Do this
Read through the records below and copy each line that uses the word "date".

(Extracted data entries)
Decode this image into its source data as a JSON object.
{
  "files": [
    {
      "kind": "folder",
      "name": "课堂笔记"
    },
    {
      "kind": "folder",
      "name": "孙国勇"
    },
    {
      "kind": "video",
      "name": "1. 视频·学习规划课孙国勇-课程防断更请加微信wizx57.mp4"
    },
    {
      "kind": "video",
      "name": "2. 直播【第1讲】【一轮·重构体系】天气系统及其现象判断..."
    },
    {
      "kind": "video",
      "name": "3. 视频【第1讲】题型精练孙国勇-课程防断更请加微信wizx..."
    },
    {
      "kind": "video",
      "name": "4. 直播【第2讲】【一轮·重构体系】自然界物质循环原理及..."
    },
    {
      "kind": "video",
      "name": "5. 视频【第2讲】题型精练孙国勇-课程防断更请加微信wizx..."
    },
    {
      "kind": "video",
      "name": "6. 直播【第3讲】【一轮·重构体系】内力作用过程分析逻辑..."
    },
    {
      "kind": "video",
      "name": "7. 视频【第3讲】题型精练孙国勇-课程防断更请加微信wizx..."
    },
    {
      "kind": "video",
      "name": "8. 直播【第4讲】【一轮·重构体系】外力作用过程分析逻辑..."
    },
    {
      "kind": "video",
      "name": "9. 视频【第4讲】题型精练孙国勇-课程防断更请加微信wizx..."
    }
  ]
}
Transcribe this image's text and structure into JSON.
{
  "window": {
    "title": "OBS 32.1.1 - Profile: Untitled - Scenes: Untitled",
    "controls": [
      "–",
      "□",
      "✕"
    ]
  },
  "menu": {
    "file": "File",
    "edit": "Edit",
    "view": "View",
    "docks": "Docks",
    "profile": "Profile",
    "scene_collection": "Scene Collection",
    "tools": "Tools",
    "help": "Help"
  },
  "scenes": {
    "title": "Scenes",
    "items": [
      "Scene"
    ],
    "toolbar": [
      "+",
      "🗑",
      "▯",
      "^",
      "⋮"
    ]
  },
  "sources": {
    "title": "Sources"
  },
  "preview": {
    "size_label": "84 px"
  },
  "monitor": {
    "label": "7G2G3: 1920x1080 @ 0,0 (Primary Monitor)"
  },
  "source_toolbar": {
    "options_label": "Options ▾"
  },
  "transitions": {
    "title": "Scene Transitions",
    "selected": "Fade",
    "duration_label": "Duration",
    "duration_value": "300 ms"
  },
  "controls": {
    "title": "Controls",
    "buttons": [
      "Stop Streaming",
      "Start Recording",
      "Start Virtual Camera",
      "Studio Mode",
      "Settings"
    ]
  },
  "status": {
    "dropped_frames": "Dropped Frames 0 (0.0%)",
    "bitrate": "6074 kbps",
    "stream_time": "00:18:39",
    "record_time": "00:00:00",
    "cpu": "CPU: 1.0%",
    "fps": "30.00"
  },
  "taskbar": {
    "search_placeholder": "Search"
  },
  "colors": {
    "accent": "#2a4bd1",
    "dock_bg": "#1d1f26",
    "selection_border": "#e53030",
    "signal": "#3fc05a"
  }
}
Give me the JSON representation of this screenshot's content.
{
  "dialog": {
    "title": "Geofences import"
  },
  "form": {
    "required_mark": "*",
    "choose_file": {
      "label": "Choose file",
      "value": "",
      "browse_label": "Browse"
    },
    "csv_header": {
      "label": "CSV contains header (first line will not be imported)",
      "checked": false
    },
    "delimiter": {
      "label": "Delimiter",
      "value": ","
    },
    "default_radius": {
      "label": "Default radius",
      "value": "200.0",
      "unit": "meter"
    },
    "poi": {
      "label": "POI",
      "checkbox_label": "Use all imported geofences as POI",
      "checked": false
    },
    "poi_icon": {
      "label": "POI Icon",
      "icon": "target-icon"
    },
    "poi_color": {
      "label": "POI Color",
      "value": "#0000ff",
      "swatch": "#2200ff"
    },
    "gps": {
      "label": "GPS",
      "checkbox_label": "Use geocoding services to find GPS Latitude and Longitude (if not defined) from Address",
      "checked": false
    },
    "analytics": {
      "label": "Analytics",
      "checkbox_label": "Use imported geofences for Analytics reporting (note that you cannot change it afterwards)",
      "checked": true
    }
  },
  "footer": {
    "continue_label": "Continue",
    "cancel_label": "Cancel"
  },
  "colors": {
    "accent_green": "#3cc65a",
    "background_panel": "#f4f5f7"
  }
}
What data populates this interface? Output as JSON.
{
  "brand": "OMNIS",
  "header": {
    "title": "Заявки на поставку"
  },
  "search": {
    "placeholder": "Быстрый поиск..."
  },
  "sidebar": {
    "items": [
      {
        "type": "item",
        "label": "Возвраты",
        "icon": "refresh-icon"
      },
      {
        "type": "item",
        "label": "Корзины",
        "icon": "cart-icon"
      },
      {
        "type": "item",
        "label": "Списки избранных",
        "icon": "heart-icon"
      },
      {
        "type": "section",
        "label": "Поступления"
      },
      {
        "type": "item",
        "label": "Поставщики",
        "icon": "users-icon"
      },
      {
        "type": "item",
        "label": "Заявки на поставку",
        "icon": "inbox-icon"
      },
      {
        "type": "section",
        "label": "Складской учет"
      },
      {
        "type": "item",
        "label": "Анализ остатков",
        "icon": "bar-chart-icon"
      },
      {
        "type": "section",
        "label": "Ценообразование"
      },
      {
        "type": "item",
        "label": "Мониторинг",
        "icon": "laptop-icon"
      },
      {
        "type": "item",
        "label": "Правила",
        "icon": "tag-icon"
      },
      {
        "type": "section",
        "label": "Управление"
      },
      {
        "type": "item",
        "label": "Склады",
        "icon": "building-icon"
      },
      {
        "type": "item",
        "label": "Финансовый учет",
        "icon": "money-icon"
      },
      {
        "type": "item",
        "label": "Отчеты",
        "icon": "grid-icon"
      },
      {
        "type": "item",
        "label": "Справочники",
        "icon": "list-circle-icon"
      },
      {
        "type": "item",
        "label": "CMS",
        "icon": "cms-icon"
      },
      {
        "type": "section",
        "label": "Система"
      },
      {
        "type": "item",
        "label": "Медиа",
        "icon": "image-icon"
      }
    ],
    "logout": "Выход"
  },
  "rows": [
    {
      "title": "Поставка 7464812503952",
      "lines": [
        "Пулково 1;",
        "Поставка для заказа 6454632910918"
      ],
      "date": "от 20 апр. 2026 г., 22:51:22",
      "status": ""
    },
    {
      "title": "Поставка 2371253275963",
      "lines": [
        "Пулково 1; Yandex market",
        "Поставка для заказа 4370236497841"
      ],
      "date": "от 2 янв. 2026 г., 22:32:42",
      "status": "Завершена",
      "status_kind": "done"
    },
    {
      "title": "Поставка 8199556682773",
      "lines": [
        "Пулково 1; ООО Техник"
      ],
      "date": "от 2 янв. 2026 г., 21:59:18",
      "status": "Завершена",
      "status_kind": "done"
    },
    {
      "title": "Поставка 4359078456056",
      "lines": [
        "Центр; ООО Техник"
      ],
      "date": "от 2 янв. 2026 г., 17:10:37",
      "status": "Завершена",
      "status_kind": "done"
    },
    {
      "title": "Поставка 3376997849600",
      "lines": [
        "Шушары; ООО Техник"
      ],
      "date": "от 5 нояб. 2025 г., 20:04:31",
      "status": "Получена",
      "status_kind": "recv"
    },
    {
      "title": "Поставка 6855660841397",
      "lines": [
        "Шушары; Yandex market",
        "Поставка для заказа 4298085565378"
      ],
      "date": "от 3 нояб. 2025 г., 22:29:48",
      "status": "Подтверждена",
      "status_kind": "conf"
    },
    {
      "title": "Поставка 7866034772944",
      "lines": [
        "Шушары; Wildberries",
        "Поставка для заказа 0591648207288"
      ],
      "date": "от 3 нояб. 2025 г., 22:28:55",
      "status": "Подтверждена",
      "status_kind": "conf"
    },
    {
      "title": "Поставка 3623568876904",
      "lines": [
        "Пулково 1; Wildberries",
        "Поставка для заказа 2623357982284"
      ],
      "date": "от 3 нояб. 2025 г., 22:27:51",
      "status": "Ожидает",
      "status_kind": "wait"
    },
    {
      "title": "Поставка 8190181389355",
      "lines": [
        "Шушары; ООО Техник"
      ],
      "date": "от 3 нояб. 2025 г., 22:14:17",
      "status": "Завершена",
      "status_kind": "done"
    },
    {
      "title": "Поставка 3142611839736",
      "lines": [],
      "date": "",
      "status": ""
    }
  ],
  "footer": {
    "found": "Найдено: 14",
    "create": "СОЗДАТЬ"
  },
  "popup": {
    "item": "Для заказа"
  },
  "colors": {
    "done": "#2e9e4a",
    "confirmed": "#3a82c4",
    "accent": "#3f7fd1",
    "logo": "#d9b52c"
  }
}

Written solution
      "date": "от 20 апр. 2026 г., 22:51:22",
      "date": "от 2 янв. 2026 г., 22:32:42",
      "date": "от 2 янв. 2026 г., 21:59:18",
      "date": "от 2 янв. 2026 г., 17:10:37",
      "date": "от 5 нояб. 2025 г., 20:04:31",
      "date": "от 3 нояб. 2025 г., 22:29:48",
      "date": "от 3 нояб. 2025 г., 22:28:55",
      "date": "от 3 нояб. 2025 г., 22:27:51",
      "date": "от 3 нояб. 2025 г., 22:14:17",
      "date": "",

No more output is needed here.